WORK INSTRUCTIONS - Scan the data below for the string "name". Show every line where it turns up.

ITEMS -
_ _ _ _
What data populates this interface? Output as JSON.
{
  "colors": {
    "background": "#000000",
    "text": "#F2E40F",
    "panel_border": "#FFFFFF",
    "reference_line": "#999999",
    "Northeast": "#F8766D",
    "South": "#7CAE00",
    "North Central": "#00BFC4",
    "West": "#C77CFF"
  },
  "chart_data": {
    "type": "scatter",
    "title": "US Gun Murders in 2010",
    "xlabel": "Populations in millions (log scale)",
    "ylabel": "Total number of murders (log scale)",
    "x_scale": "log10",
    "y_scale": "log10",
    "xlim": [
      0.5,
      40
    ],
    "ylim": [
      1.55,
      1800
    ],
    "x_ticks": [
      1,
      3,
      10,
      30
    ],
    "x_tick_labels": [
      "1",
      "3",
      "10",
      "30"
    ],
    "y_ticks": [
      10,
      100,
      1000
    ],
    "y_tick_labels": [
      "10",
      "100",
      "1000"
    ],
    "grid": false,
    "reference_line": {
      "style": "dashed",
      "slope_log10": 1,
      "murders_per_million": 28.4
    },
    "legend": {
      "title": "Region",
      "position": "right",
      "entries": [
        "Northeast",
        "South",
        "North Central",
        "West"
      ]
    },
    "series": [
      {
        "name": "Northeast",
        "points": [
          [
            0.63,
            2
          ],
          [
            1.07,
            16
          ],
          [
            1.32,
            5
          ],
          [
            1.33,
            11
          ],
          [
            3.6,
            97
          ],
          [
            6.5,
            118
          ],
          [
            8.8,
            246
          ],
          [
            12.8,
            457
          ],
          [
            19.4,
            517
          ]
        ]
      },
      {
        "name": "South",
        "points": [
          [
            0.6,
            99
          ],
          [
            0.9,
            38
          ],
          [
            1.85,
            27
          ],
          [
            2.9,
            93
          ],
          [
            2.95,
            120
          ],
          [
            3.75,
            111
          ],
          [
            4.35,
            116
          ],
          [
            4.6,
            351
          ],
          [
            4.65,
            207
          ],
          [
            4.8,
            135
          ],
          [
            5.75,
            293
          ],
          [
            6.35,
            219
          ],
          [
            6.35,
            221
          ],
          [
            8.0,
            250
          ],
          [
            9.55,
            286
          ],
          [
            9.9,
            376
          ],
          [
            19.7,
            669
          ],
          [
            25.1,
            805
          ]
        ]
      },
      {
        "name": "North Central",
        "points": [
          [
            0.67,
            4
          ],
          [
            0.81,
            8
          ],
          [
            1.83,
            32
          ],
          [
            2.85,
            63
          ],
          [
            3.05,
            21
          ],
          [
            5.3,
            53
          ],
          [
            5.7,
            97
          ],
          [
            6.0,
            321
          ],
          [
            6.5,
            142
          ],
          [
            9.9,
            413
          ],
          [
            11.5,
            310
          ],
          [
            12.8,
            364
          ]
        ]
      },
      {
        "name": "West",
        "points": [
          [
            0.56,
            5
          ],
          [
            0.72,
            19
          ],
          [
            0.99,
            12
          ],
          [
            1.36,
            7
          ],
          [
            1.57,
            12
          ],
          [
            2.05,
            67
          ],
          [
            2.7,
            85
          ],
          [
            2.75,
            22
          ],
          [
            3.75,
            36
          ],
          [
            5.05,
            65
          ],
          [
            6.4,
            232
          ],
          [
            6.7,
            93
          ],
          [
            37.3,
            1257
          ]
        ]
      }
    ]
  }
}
_ _ _ _
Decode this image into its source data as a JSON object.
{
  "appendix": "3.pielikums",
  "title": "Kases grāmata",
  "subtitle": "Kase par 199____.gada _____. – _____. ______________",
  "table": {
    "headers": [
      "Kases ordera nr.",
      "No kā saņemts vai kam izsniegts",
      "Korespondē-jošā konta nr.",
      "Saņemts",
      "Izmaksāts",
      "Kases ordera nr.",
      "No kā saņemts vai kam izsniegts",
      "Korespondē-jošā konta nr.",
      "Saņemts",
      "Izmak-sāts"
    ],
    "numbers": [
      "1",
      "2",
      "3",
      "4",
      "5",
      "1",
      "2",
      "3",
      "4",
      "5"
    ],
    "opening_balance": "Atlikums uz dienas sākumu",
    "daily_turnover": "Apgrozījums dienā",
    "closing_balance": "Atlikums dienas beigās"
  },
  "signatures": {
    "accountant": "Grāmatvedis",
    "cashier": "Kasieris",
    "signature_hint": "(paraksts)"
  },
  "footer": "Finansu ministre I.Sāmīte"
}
_ _ _ _
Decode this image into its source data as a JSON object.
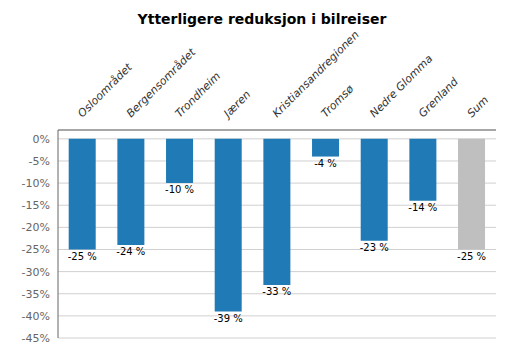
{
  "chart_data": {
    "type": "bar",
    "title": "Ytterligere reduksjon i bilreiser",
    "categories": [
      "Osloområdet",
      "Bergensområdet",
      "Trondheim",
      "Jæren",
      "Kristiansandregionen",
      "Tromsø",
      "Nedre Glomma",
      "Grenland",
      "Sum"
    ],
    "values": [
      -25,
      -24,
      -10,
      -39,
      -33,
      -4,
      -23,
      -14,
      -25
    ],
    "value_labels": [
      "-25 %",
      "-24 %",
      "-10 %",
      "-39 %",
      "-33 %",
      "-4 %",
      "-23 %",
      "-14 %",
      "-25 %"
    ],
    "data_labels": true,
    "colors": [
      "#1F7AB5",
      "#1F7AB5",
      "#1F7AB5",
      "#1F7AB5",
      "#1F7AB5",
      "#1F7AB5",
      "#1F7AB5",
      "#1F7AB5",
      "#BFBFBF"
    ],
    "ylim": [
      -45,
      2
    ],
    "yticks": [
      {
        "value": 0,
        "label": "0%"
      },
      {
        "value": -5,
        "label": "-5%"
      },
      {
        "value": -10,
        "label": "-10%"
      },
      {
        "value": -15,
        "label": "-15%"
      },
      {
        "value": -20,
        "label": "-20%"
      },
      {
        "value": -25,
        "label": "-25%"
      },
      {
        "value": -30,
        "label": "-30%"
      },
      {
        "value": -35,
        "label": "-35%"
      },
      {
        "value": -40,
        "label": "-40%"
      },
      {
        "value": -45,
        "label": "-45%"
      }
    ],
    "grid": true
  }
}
_ _ _ _
FINISHED EXERCISE -
        "name": "Northeast",
        "name": "South",
        "name": "North Central",
        "name": "West",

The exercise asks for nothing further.